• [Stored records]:
====
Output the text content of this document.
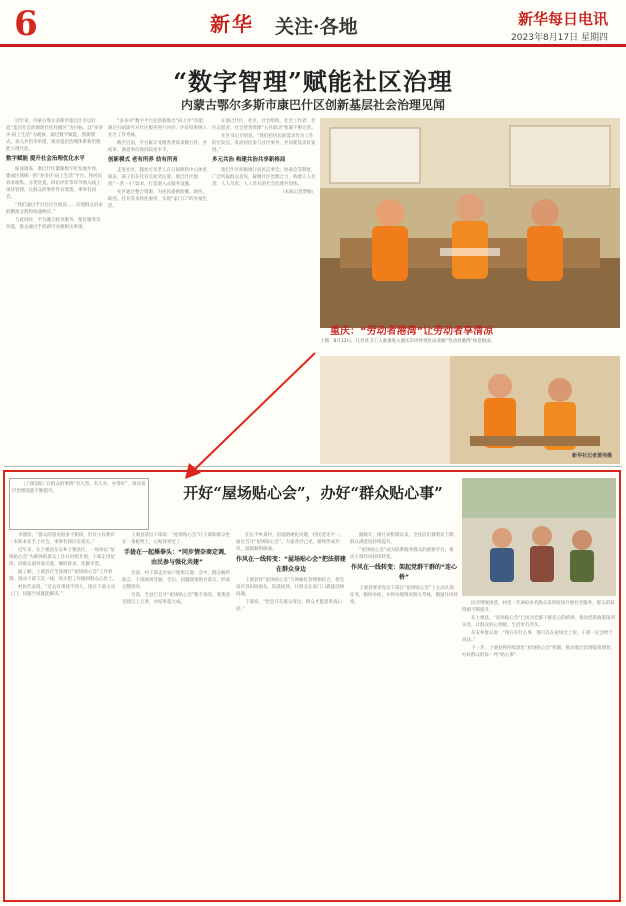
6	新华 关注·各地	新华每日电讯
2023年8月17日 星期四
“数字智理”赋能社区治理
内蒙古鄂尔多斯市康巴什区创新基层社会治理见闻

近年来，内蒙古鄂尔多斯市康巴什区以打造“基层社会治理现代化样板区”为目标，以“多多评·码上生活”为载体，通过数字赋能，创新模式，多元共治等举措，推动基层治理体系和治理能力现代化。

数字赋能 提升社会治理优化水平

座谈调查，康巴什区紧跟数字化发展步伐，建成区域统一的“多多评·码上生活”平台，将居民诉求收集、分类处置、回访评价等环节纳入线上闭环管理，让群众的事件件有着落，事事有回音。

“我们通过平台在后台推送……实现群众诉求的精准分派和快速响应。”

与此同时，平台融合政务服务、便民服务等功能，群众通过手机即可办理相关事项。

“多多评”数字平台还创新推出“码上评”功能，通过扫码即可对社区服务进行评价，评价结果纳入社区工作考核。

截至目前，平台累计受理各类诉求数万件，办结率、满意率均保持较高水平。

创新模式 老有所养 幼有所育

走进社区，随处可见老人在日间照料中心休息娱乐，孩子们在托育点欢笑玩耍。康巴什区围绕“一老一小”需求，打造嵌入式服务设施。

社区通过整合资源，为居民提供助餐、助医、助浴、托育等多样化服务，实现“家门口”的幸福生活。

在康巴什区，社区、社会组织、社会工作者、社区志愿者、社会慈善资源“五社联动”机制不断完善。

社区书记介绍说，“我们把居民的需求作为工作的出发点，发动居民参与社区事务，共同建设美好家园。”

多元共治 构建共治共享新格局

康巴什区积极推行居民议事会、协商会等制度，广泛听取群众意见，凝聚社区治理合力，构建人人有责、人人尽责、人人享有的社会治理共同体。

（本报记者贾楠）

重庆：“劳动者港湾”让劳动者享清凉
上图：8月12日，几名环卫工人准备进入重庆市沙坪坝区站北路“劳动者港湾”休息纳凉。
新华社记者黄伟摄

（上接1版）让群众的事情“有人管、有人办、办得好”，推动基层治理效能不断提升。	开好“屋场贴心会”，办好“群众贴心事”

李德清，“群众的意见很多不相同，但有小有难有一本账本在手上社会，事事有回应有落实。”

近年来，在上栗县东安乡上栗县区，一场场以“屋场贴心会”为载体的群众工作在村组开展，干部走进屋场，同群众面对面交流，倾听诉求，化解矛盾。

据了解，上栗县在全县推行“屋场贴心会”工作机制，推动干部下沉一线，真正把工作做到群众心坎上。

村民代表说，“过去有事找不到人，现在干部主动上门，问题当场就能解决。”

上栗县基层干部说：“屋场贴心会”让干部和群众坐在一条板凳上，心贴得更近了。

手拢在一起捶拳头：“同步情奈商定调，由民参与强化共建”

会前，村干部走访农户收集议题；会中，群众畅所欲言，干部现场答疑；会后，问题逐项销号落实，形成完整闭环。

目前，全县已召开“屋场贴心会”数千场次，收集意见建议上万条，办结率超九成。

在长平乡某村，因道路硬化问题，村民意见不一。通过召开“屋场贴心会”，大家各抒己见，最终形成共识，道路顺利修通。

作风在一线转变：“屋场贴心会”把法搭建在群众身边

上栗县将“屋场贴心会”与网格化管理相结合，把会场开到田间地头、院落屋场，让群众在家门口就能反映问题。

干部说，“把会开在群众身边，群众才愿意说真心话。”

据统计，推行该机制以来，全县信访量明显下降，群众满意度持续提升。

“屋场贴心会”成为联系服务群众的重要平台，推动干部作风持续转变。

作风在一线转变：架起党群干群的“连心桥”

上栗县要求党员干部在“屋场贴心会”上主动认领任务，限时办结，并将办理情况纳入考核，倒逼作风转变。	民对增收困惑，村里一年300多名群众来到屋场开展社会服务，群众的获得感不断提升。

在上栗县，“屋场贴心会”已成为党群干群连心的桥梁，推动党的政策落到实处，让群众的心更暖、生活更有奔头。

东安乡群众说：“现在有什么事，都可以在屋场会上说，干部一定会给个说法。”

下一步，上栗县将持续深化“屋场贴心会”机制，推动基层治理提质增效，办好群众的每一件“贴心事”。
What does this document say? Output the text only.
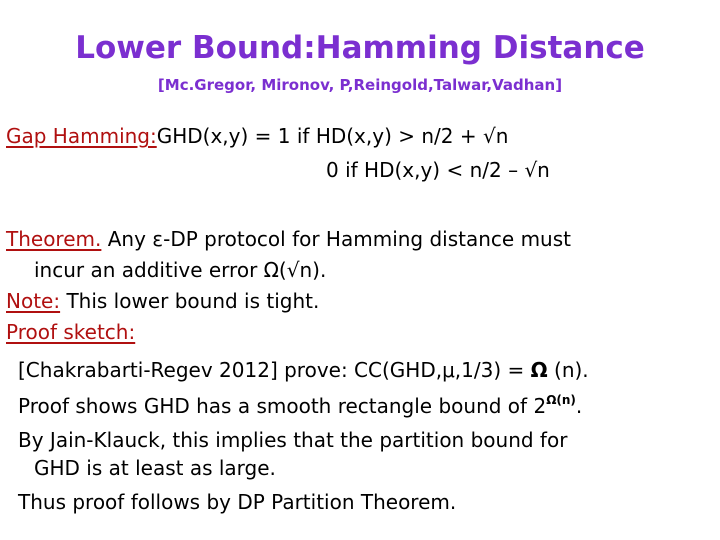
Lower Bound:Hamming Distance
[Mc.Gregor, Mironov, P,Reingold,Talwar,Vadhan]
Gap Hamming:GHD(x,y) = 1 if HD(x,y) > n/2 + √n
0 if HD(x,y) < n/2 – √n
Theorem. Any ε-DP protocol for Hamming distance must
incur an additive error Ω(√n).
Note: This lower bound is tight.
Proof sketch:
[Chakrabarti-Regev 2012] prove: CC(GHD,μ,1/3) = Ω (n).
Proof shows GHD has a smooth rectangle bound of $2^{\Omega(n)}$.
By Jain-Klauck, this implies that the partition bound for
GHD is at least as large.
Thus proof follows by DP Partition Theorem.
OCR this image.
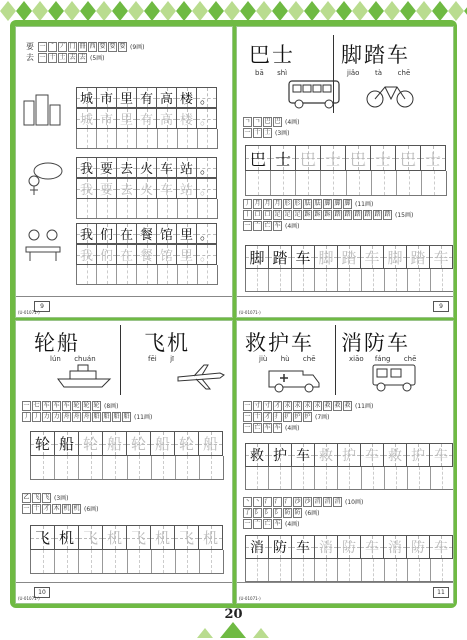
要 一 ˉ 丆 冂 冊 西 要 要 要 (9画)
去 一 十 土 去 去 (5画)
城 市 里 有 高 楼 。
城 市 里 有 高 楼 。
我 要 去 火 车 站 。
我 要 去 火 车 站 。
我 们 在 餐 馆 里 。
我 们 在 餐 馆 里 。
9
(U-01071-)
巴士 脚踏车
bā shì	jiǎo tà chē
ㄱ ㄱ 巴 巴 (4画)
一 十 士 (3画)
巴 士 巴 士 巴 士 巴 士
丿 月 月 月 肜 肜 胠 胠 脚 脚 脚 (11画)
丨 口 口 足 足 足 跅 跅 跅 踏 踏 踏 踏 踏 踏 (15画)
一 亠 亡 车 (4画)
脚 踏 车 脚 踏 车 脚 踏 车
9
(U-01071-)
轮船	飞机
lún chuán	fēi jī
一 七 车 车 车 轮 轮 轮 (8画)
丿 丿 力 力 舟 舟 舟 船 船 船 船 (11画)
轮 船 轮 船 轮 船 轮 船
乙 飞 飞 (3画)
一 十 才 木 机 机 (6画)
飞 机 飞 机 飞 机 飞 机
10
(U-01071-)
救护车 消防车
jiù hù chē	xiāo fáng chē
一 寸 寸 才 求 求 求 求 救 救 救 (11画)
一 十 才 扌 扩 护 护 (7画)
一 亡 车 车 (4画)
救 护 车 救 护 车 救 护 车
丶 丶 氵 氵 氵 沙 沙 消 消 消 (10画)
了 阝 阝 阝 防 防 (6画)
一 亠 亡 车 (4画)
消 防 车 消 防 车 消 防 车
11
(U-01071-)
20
====
Where a line above holds the string "屋场贴心会", show that line.

（上接1版）让群众的事情“有人管、有人办、办得好”，推动基层治理效能不断提升。	开好“屋场贴心会”，办好“群众贴心事”
近年来，在上栗县东安乡上栗县区，一场场以“屋场贴心会”为载体的群众工作在村组开展，干部走进屋场，同群众面对面交流，倾听诉求，化解矛盾。
据了解，上栗县在全县推行“屋场贴心会”工作机制，推动干部下沉一线，真正把工作做到群众心坎上。
上栗县基层干部说：“屋场贴心会”让干部和群众坐在一条板凳上，心贴得更近了。
目前，全县已召开“屋场贴心会”数千场次，收集意见建议上万条，办结率超九成。
在长平乡某村，因道路硬化问题，村民意见不一。通过召开“屋场贴心会”，大家各抒己见，最终形成共识，道路顺利修通。
作风在一线转变：“屋场贴心会”把法搭建在群众身边
上栗县将“屋场贴心会”与网格化管理相结合，把会场开到田间地头、院落屋场，让群众在家门口就能反映问题。
“屋场贴心会”成为联系服务群众的重要平台，推动干部作风持续转变。
上栗县要求党员干部在“屋场贴心会”上主动认领任务，限时办结，并将办理情况纳入考核，倒逼作风转变。	民对增收困惑，村里一年300多名群众来到屋场开展社会服务，群众的获得感不断提升。
在上栗县，“屋场贴心会”已成为党群干群连心的桥梁，推动党的政策落到实处，让群众的心更暖、生活更有奔头。
下一步，上栗县将持续深化“屋场贴心会”机制，推动基层治理提质增效，办好群众的每一件“贴心事”。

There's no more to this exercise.